▶ WRITTEN REQUEST: From the entries below, extract every line that includes the word "this".

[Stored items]
#####

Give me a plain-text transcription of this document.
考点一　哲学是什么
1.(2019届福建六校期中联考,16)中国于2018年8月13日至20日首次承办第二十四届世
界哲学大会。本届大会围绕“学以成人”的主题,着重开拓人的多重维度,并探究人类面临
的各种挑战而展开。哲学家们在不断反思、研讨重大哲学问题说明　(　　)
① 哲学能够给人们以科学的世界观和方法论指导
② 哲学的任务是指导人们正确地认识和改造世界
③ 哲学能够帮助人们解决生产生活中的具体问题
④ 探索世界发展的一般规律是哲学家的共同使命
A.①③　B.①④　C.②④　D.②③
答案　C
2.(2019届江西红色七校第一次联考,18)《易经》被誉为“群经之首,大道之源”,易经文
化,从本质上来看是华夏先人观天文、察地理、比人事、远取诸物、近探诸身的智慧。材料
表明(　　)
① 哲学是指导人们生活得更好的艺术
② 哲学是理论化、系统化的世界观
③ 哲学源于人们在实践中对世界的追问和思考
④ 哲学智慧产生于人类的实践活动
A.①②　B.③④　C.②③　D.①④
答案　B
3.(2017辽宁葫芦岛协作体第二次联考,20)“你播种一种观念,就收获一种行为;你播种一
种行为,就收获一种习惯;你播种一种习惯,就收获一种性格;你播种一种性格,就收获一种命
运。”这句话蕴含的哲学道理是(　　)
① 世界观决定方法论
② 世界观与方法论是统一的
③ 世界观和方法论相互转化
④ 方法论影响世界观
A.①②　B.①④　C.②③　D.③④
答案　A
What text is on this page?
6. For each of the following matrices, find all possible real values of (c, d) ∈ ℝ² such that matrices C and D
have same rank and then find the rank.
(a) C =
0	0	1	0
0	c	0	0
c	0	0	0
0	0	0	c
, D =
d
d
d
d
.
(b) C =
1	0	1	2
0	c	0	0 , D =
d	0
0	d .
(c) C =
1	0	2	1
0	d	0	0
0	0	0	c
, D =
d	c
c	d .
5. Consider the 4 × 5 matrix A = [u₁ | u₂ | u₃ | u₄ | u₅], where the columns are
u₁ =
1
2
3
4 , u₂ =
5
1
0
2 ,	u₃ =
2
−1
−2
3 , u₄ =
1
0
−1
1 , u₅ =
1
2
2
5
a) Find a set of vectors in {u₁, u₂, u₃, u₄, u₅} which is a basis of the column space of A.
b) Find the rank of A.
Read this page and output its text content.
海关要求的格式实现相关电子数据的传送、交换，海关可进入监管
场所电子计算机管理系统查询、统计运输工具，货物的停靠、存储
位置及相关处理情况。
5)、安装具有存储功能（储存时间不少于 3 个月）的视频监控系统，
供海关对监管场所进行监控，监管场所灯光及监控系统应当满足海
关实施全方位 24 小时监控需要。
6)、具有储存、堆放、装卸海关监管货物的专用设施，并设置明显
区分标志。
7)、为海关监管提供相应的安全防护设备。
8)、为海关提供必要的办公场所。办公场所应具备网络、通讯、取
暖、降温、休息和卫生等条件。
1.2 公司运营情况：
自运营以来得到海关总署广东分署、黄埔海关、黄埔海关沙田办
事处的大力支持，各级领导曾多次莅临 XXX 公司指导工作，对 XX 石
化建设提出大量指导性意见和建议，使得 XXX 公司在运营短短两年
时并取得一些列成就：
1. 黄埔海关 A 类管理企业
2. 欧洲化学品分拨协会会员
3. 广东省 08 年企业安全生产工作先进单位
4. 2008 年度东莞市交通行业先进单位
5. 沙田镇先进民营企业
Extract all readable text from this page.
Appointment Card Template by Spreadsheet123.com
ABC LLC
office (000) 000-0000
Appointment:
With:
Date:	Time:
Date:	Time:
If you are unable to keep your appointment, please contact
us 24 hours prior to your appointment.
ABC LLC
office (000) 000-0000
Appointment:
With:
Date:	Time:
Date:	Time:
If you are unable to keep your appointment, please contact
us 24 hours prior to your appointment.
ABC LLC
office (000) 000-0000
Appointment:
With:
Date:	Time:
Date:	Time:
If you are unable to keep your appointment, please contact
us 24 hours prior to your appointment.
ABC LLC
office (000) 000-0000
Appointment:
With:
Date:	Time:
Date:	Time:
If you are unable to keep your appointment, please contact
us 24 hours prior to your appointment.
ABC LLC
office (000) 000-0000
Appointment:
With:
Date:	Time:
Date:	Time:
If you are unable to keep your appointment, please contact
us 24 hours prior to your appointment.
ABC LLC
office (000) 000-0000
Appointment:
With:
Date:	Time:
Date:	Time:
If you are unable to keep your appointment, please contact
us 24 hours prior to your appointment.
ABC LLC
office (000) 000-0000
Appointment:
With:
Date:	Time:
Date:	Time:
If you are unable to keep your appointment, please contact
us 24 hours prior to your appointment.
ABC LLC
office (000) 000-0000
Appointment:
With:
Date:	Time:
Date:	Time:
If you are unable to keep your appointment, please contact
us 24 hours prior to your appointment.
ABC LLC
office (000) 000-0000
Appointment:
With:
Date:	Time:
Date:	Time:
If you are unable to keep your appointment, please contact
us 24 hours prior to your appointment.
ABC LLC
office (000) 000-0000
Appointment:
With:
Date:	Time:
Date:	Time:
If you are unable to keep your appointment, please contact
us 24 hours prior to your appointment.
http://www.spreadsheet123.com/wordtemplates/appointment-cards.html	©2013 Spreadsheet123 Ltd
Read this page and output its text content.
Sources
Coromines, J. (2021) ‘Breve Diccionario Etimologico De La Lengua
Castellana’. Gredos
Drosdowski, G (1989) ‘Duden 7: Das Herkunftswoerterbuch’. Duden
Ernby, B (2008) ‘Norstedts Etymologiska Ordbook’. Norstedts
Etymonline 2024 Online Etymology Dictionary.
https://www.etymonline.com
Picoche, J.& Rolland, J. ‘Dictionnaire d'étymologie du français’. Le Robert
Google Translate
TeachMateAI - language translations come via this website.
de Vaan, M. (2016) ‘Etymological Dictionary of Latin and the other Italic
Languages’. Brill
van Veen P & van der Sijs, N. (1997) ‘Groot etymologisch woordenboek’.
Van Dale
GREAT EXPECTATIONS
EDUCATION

#####

▶ CORRECT RESPONSE:
Give me a plain-text transcription of this document.
What text is on this page?
Read this page and output its text content.
Extract all readable text from this page.
Read this page and output its text content.
TeachMateAI - language translations come via this website.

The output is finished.